▶ **WHAT THE EXERCISE ASKS**
Show all lines from the data that include the word "body".
BEGIN GIVEN ENTRIES
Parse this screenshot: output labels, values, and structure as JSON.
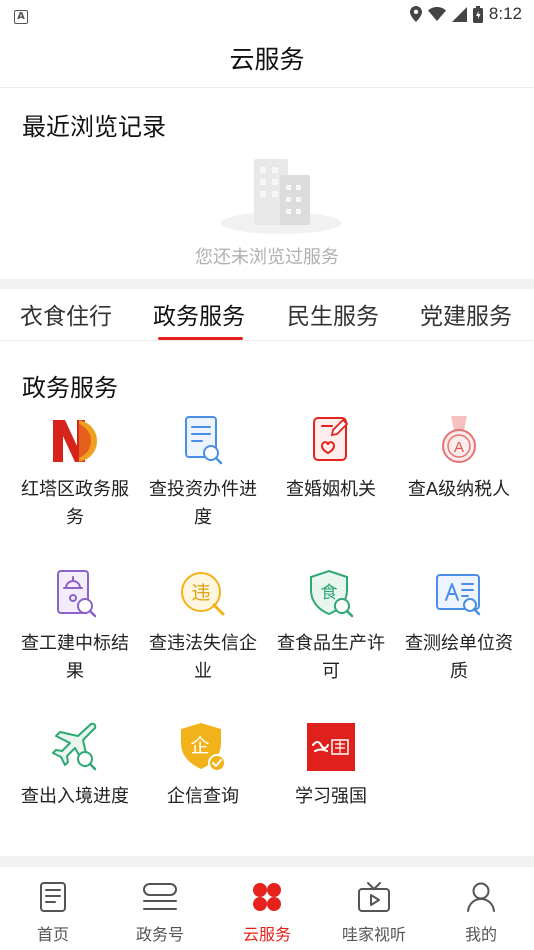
{
  "status": {
    "time": "8:12",
    "notif_letter": "A"
  },
  "header": {
    "title": "云服务"
  },
  "recent": {
    "title": "最近浏览记录",
    "empty_text": "您还未浏览过服务"
  },
  "tabs": [
    {
      "label": "衣食住行"
    },
    {
      "label": "政务服务"
    },
    {
      "label": "民生服务"
    },
    {
      "label": "党建服务"
    }
  ],
  "section": {
    "title": "政务服务"
  },
  "services": [
    {
      "label": "红塔区政务服务",
      "icon": "hongta-logo-icon"
    },
    {
      "label": "查投资办件进度",
      "icon": "document-search-icon"
    },
    {
      "label": "查婚姻机关",
      "icon": "marriage-certificate-icon"
    },
    {
      "label": "查A级纳税人",
      "icon": "medal-a-icon"
    },
    {
      "label": "查工建中标结果",
      "icon": "construction-search-icon"
    },
    {
      "label": "查违法失信企业",
      "icon": "violation-search-icon"
    },
    {
      "label": "查食品生产许可",
      "icon": "food-shield-icon"
    },
    {
      "label": "查测绘单位资质",
      "icon": "surveying-icon"
    },
    {
      "label": "查出入境进度",
      "icon": "airplane-search-icon"
    },
    {
      "label": "企信查询",
      "icon": "enterprise-shield-icon"
    },
    {
      "label": "学习强国",
      "icon": "xuexi-qiangguo-logo-icon"
    }
  ],
  "nav": [
    {
      "label": "首页",
      "icon": "news-icon"
    },
    {
      "label": "政务号",
      "icon": "layers-icon"
    },
    {
      "label": "云服务",
      "icon": "cloud-service-icon"
    },
    {
      "label": "哇家视听",
      "icon": "tv-icon"
    },
    {
      "label": "我的",
      "icon": "user-icon"
    }
  ],
  "colors": {
    "accent": "#e5231c",
    "blue": "#4a8fe7",
    "purple": "#8e63c9",
    "yellow": "#f2b21a",
    "green": "#2fa872"
  }
}
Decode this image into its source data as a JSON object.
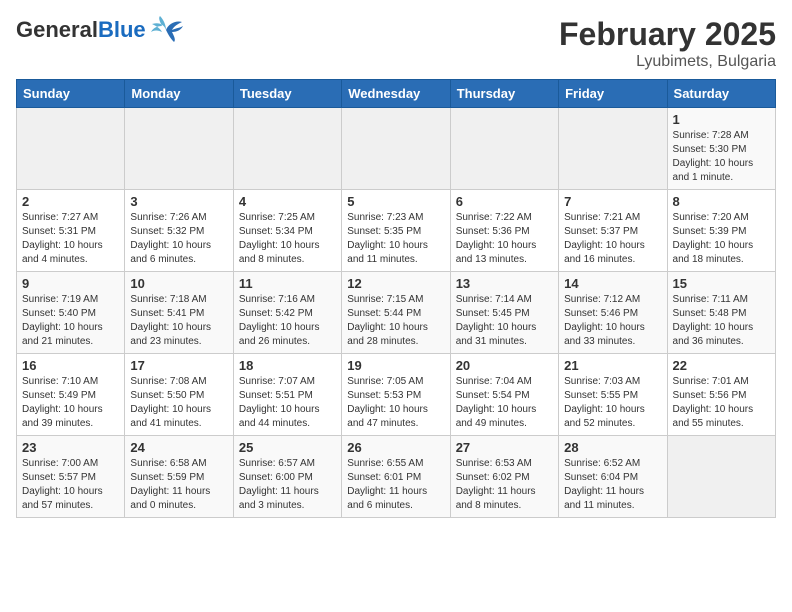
{
  "header": {
    "logo_general": "General",
    "logo_blue": "Blue",
    "month_year": "February 2025",
    "location": "Lyubimets, Bulgaria"
  },
  "days_of_week": [
    "Sunday",
    "Monday",
    "Tuesday",
    "Wednesday",
    "Thursday",
    "Friday",
    "Saturday"
  ],
  "weeks": [
    [
      {
        "day": "",
        "info": ""
      },
      {
        "day": "",
        "info": ""
      },
      {
        "day": "",
        "info": ""
      },
      {
        "day": "",
        "info": ""
      },
      {
        "day": "",
        "info": ""
      },
      {
        "day": "",
        "info": ""
      },
      {
        "day": "1",
        "info": "Sunrise: 7:28 AM\nSunset: 5:30 PM\nDaylight: 10 hours\nand 1 minute."
      }
    ],
    [
      {
        "day": "2",
        "info": "Sunrise: 7:27 AM\nSunset: 5:31 PM\nDaylight: 10 hours\nand 4 minutes."
      },
      {
        "day": "3",
        "info": "Sunrise: 7:26 AM\nSunset: 5:32 PM\nDaylight: 10 hours\nand 6 minutes."
      },
      {
        "day": "4",
        "info": "Sunrise: 7:25 AM\nSunset: 5:34 PM\nDaylight: 10 hours\nand 8 minutes."
      },
      {
        "day": "5",
        "info": "Sunrise: 7:23 AM\nSunset: 5:35 PM\nDaylight: 10 hours\nand 11 minutes."
      },
      {
        "day": "6",
        "info": "Sunrise: 7:22 AM\nSunset: 5:36 PM\nDaylight: 10 hours\nand 13 minutes."
      },
      {
        "day": "7",
        "info": "Sunrise: 7:21 AM\nSunset: 5:37 PM\nDaylight: 10 hours\nand 16 minutes."
      },
      {
        "day": "8",
        "info": "Sunrise: 7:20 AM\nSunset: 5:39 PM\nDaylight: 10 hours\nand 18 minutes."
      }
    ],
    [
      {
        "day": "9",
        "info": "Sunrise: 7:19 AM\nSunset: 5:40 PM\nDaylight: 10 hours\nand 21 minutes."
      },
      {
        "day": "10",
        "info": "Sunrise: 7:18 AM\nSunset: 5:41 PM\nDaylight: 10 hours\nand 23 minutes."
      },
      {
        "day": "11",
        "info": "Sunrise: 7:16 AM\nSunset: 5:42 PM\nDaylight: 10 hours\nand 26 minutes."
      },
      {
        "day": "12",
        "info": "Sunrise: 7:15 AM\nSunset: 5:44 PM\nDaylight: 10 hours\nand 28 minutes."
      },
      {
        "day": "13",
        "info": "Sunrise: 7:14 AM\nSunset: 5:45 PM\nDaylight: 10 hours\nand 31 minutes."
      },
      {
        "day": "14",
        "info": "Sunrise: 7:12 AM\nSunset: 5:46 PM\nDaylight: 10 hours\nand 33 minutes."
      },
      {
        "day": "15",
        "info": "Sunrise: 7:11 AM\nSunset: 5:48 PM\nDaylight: 10 hours\nand 36 minutes."
      }
    ],
    [
      {
        "day": "16",
        "info": "Sunrise: 7:10 AM\nSunset: 5:49 PM\nDaylight: 10 hours\nand 39 minutes."
      },
      {
        "day": "17",
        "info": "Sunrise: 7:08 AM\nSunset: 5:50 PM\nDaylight: 10 hours\nand 41 minutes."
      },
      {
        "day": "18",
        "info": "Sunrise: 7:07 AM\nSunset: 5:51 PM\nDaylight: 10 hours\nand 44 minutes."
      },
      {
        "day": "19",
        "info": "Sunrise: 7:05 AM\nSunset: 5:53 PM\nDaylight: 10 hours\nand 47 minutes."
      },
      {
        "day": "20",
        "info": "Sunrise: 7:04 AM\nSunset: 5:54 PM\nDaylight: 10 hours\nand 49 minutes."
      },
      {
        "day": "21",
        "info": "Sunrise: 7:03 AM\nSunset: 5:55 PM\nDaylight: 10 hours\nand 52 minutes."
      },
      {
        "day": "22",
        "info": "Sunrise: 7:01 AM\nSunset: 5:56 PM\nDaylight: 10 hours\nand 55 minutes."
      }
    ],
    [
      {
        "day": "23",
        "info": "Sunrise: 7:00 AM\nSunset: 5:57 PM\nDaylight: 10 hours\nand 57 minutes."
      },
      {
        "day": "24",
        "info": "Sunrise: 6:58 AM\nSunset: 5:59 PM\nDaylight: 11 hours\nand 0 minutes."
      },
      {
        "day": "25",
        "info": "Sunrise: 6:57 AM\nSunset: 6:00 PM\nDaylight: 11 hours\nand 3 minutes."
      },
      {
        "day": "26",
        "info": "Sunrise: 6:55 AM\nSunset: 6:01 PM\nDaylight: 11 hours\nand 6 minutes."
      },
      {
        "day": "27",
        "info": "Sunrise: 6:53 AM\nSunset: 6:02 PM\nDaylight: 11 hours\nand 8 minutes."
      },
      {
        "day": "28",
        "info": "Sunrise: 6:52 AM\nSunset: 6:04 PM\nDaylight: 11 hours\nand 11 minutes."
      },
      {
        "day": "",
        "info": ""
      }
    ]
  ]
}
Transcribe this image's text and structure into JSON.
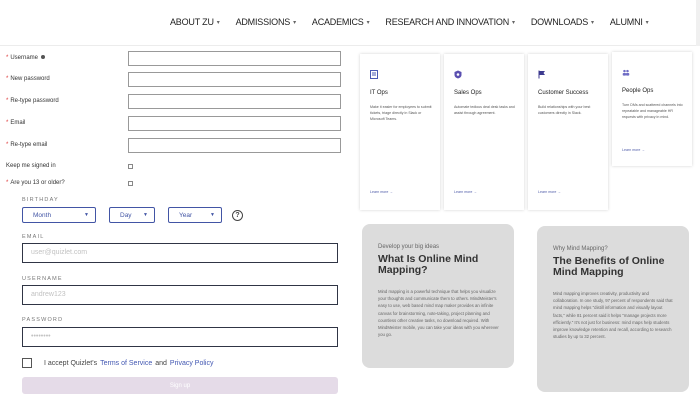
{
  "nav": {
    "items": [
      {
        "label": "ABOUT ZU"
      },
      {
        "label": "ADMISSIONS"
      },
      {
        "label": "ACADEMICS"
      },
      {
        "label": "RESEARCH AND INNOVATION"
      },
      {
        "label": "DOWNLOADS"
      },
      {
        "label": "ALUMNI"
      }
    ]
  },
  "registration": {
    "username_label": "Username",
    "new_password_label": "New password",
    "retype_password_label": "Re-type password",
    "email_label": "Email",
    "retype_email_label": "Re-type email",
    "keep_signed_in_label": "Keep me signed in",
    "age_label": "Are you 13 or older?",
    "required_mark": "*"
  },
  "signup": {
    "birthday_label": "BIRTHDAY",
    "month": "Month",
    "day": "Day",
    "year": "Year",
    "help": "?",
    "email_label": "EMAIL",
    "email_placeholder": "user@quizlet.com",
    "username_label": "USERNAME",
    "username_placeholder": "andrew123",
    "password_label": "PASSWORD",
    "password_placeholder": "••••••••",
    "terms_prefix": "I accept Quizlet's",
    "terms_link": "Terms of Service",
    "terms_and": "and",
    "privacy_link": "Privacy Policy",
    "signup_button": "Sign up"
  },
  "cards": [
    {
      "title": "IT Ops",
      "icon": "document-icon",
      "icon_color": "#4b5bb5",
      "desc": "Make it easier for employees to submit tickets, triage directly in Slack or Microsoft Teams.",
      "more": "Learn more →"
    },
    {
      "title": "Sales Ops",
      "icon": "shield-icon",
      "icon_color": "#5a4fb0",
      "desc": "Automate tedious deal desk tasks and assist through agreement.",
      "more": "Learn more →"
    },
    {
      "title": "Customer Success",
      "icon": "flag-icon",
      "icon_color": "#3d3a8f",
      "desc": "Build relationships with your best customers directly in Slack.",
      "more": "Learn more →"
    },
    {
      "title": "People Ops",
      "icon": "people-icon",
      "icon_color": "#6f6cc5",
      "desc": "Turn DMs and scattered channels into repeatable and manageable HR requests with privacy in mind.",
      "more": "Learn more →"
    }
  ],
  "mindmap": {
    "left": {
      "kicker": "Develop your big ideas",
      "title": "What Is Online Mind Mapping?",
      "body": "Mind mapping is a powerful technique that helps you visualize your thoughts and communicate them to others. MindMeister's easy to use, web based mind map maker provides an infinite canvas for brainstorming, note-taking, project planning and countless other creative tasks, no download required. With MindMeister mobile, you can take your ideas with you wherever you go."
    },
    "right": {
      "kicker": "Why Mind Mapping?",
      "title": "The Benefits of Online Mind Mapping",
      "body": "Mind mapping improves creativity, productivity and collaboration. In one study, 97 percent of respondents said that mind mapping helps \"distill information and visually layout facts,\" while 81 percent said it helps \"manage projects more efficiently.\" It's not just for business: mind maps help students improve knowledge retention and recall, according to research studies by up to 32 percent."
    }
  }
}
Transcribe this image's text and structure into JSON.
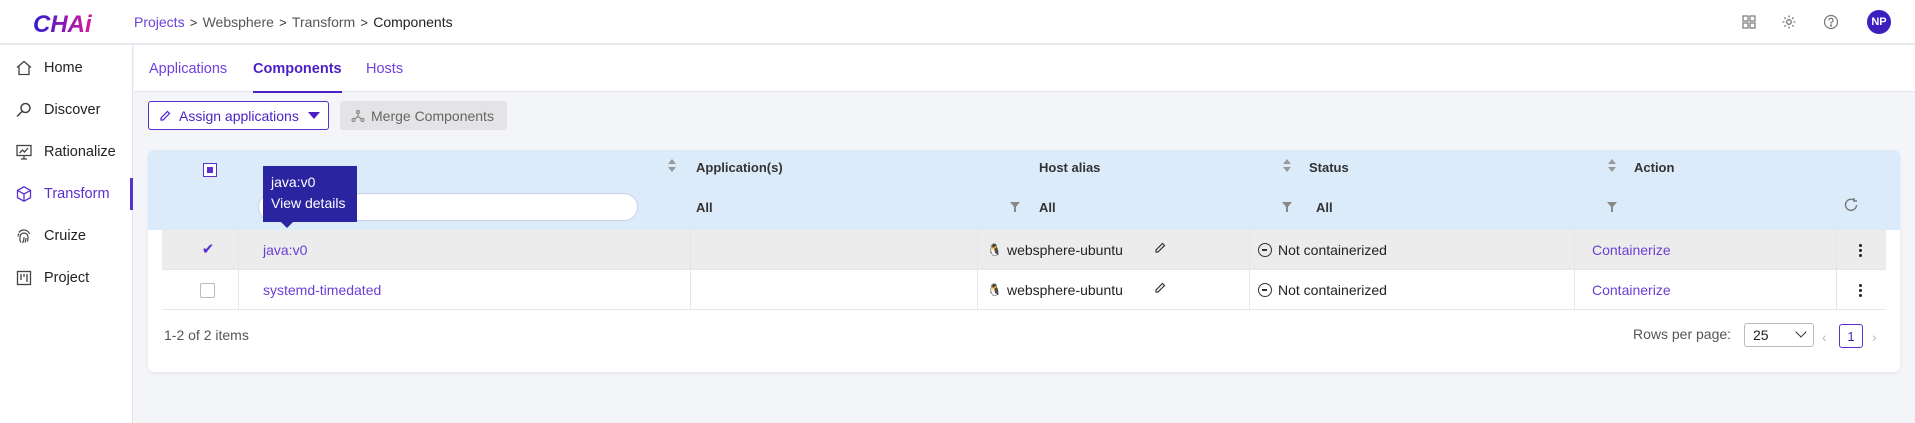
{
  "app": {
    "logo_text": "CHAi"
  },
  "breadcrumb": [
    "Projects",
    "Websphere",
    "Transform",
    "Components"
  ],
  "header_icons": [
    "grid-icon",
    "gear-icon",
    "help-icon"
  ],
  "user": {
    "initials": "NP"
  },
  "sidebar": {
    "items": [
      {
        "label": "Home",
        "icon": "home-icon"
      },
      {
        "label": "Discover",
        "icon": "magnifier-icon"
      },
      {
        "label": "Rationalize",
        "icon": "presentation-icon"
      },
      {
        "label": "Transform",
        "icon": "cube-icon",
        "active": true
      },
      {
        "label": "Cruize",
        "icon": "fingerprint-icon"
      },
      {
        "label": "Project",
        "icon": "kanban-icon"
      }
    ]
  },
  "tabs": [
    {
      "label": "Applications"
    },
    {
      "label": "Components",
      "active": true
    },
    {
      "label": "Hosts"
    }
  ],
  "toolbar": {
    "assign_label": "Assign applications",
    "merge_label": "Merge Components"
  },
  "table": {
    "columns": [
      "Application(s)",
      "Host alias",
      "Status",
      "Action"
    ],
    "filters": {
      "applications": "All",
      "host_alias": "All",
      "status": "All"
    },
    "rows": [
      {
        "component": "java:v0",
        "host": "websphere-ubuntu",
        "status": "Not containerized",
        "action": "Containerize",
        "checked": true
      },
      {
        "component": "systemd-timedated",
        "host": "websphere-ubuntu",
        "status": "Not containerized",
        "action": "Containerize",
        "checked": false
      }
    ],
    "tooltip": {
      "title": "java:v0",
      "subtitle": "View details"
    }
  },
  "pagination": {
    "summary": "1-2 of 2 items",
    "rows_per_page_label": "Rows per page:",
    "rows_per_page": "25",
    "current_page": "1"
  },
  "colors": {
    "accent": "#5a2fd0",
    "header_bg": "#dcebfa",
    "tooltip_bg": "#2a24a0"
  }
}
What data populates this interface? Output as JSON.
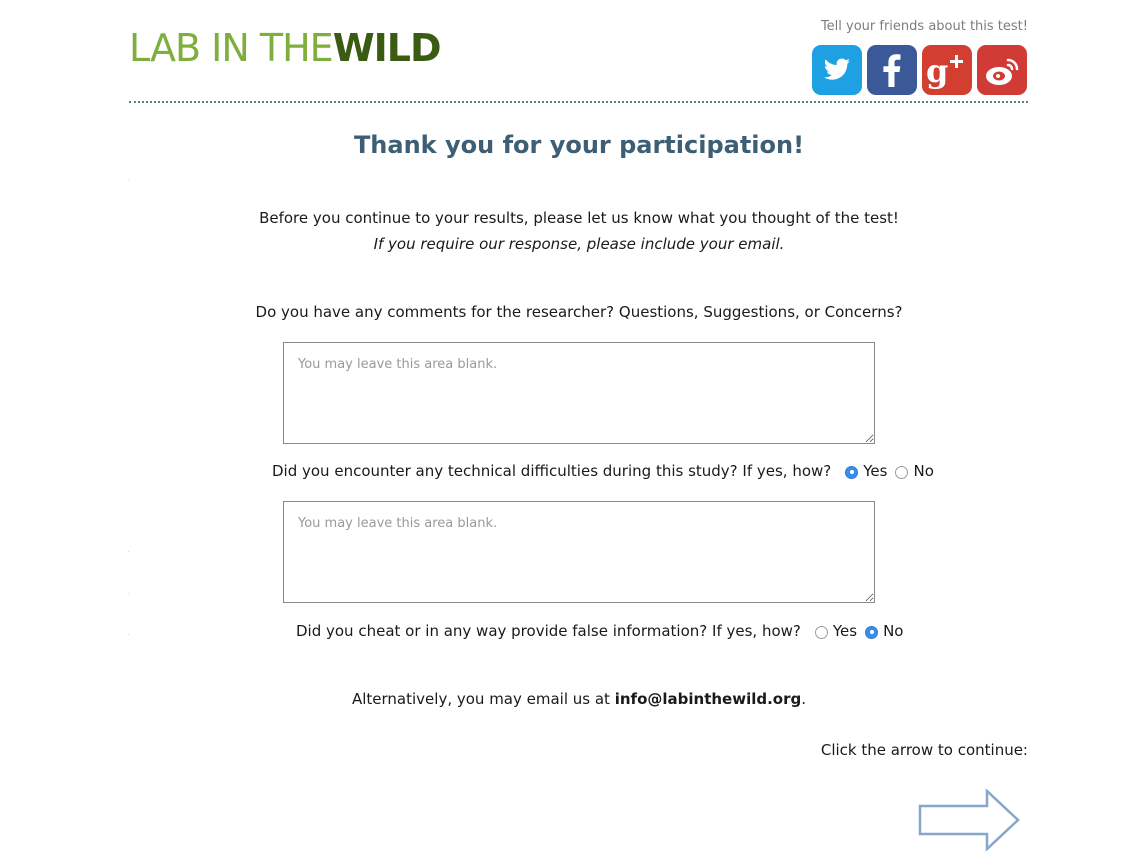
{
  "header": {
    "logo_part1": "LAB IN THE",
    "logo_part2": "WILD",
    "share_text": "Tell your friends about this test!",
    "social": [
      {
        "name": "twitter-icon",
        "color": "#1da1e2"
      },
      {
        "name": "facebook-icon",
        "color": "#3b5998"
      },
      {
        "name": "google-plus-icon",
        "color": "#d23f31"
      },
      {
        "name": "weibo-icon",
        "color": "#d03c35"
      }
    ]
  },
  "main": {
    "title": "Thank you for your participation!",
    "intro": "Before you continue to your results, please let us know what you thought of the test!",
    "intro_italic": "If you require our response, please include your email.",
    "q1": {
      "label": "Do you have any comments for the researcher? Questions, Suggestions, or Concerns?",
      "placeholder": "You may leave this area blank."
    },
    "q2": {
      "label": "Did you encounter any technical difficulties during this study? If yes, how?",
      "yes": "Yes",
      "no": "No",
      "selected": "Yes",
      "placeholder": "You may leave this area blank."
    },
    "q3": {
      "label": "Did you cheat or in any way provide false information? If yes, how?",
      "yes": "Yes",
      "no": "No",
      "selected": "No"
    },
    "email_prefix": "Alternatively, you may email us at ",
    "email": "info@labinthewild.org",
    "email_suffix": ".",
    "continue_text": "Click the arrow to continue:"
  }
}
END GIVEN ENTRIES
▶ **EXPECTED ANSWER**
      "body": "Mind mapping is a powerful technique that helps you visualize your thoughts and communicate them to others. MindMeister's easy to use, web based mind map maker provides an infinite canvas for brainstorming, note-taking, project planning and countless other creative tasks, no download required. With MindMeister mobile, you can take your ideas with you wherever you go."
      "body": "Mind mapping improves creativity, productivity and collaboration. In one study, 97 percent of respondents said that mind mapping helps \"distill information and visually layout facts,\" while 81 percent said it helps \"manage projects more efficiently.\" It's not just for business: mind maps help students improve knowledge retention and recall, according to research studies by up to 32 percent."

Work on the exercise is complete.